▸ **DATA SUPPLIED**
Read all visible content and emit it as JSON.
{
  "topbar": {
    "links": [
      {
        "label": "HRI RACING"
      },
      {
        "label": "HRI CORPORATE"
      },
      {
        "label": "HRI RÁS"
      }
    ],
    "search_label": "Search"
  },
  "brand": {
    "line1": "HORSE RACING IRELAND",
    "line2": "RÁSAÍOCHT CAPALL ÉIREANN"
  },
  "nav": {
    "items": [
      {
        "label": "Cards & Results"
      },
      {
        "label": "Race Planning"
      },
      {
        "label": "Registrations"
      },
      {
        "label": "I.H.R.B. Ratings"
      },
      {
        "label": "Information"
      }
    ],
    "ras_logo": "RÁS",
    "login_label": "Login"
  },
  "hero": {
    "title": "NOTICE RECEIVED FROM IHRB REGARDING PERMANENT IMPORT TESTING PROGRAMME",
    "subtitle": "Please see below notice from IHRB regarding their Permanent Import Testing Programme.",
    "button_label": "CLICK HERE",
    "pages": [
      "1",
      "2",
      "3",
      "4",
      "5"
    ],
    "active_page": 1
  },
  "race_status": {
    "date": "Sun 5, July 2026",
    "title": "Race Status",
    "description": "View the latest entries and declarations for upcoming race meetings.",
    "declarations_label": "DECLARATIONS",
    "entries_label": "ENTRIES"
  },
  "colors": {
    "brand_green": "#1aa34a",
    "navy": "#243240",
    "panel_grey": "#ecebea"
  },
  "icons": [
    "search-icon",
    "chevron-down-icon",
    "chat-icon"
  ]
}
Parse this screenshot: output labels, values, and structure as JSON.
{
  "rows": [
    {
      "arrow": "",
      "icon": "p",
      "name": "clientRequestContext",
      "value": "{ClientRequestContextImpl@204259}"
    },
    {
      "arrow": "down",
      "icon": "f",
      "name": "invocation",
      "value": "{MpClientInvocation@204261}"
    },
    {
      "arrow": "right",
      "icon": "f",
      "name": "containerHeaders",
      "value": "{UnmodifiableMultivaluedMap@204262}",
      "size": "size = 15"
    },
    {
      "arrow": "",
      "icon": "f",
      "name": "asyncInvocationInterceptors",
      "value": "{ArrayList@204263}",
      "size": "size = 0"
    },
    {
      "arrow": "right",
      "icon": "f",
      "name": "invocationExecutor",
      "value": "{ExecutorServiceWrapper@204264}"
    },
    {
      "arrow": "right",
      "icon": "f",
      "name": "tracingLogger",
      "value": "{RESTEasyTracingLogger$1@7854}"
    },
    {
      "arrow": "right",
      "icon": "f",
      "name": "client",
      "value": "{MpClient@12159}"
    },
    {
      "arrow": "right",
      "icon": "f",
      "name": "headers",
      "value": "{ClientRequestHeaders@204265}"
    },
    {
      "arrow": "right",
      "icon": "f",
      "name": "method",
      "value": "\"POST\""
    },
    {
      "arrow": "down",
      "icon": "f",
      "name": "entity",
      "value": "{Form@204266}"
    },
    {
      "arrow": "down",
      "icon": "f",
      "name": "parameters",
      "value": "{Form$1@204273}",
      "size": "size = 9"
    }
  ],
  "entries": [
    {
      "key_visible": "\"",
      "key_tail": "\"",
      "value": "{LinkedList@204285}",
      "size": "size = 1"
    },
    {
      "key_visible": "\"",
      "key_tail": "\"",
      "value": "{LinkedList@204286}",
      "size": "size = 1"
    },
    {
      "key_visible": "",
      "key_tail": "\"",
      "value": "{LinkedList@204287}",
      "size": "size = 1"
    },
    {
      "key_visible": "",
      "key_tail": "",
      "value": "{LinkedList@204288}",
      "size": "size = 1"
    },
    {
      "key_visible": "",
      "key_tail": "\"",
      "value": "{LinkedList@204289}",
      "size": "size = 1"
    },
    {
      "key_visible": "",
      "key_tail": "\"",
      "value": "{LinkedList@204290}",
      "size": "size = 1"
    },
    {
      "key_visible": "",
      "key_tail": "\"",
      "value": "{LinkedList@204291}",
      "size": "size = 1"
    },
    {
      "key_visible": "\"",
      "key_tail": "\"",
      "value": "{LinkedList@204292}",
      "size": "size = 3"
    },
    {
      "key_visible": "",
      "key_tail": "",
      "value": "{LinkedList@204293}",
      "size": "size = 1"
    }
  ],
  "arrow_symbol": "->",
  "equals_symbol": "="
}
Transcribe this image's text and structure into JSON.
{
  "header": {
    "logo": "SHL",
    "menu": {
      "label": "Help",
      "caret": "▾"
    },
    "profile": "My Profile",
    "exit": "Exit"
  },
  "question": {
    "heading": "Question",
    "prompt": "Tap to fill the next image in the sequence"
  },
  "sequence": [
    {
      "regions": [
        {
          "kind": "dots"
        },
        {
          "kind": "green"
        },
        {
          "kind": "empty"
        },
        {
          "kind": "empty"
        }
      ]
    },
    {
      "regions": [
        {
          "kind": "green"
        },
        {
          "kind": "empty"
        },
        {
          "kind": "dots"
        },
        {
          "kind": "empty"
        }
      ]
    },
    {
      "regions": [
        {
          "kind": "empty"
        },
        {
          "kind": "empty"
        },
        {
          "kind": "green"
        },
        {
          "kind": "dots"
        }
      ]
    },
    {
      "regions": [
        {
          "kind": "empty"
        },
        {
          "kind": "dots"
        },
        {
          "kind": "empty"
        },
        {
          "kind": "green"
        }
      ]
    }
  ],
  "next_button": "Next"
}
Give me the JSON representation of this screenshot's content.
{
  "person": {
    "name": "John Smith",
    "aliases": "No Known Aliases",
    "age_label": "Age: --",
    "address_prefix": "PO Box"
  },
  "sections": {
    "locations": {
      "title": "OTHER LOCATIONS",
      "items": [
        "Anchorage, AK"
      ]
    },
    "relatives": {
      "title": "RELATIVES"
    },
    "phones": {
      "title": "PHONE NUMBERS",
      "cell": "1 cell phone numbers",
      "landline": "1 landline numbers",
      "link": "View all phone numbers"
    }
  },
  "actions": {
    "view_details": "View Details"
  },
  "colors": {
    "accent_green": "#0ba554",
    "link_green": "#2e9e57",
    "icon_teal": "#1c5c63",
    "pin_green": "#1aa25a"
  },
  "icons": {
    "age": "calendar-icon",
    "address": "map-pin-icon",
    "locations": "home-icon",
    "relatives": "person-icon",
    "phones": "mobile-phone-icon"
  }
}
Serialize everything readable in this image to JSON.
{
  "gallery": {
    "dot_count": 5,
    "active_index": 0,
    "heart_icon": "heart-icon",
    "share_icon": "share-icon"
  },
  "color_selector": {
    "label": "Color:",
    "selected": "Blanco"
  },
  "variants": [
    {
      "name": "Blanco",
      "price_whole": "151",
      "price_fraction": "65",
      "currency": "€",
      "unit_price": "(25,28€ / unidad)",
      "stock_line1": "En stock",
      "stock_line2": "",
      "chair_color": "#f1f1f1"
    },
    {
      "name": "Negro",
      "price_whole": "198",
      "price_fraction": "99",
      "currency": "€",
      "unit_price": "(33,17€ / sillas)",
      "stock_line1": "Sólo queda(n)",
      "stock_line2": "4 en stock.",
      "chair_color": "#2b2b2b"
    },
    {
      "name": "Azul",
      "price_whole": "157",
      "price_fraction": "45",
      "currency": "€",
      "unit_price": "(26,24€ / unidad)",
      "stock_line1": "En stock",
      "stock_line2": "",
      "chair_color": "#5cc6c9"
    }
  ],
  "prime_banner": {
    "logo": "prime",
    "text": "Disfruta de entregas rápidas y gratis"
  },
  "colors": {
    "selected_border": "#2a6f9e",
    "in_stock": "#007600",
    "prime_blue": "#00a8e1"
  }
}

▸ **WHAT THIS TASK INVOLVES**
Looking at the data above, how many lines hold the word "image"? Respond with the number alone.

▸ **THE OUTPUT**
3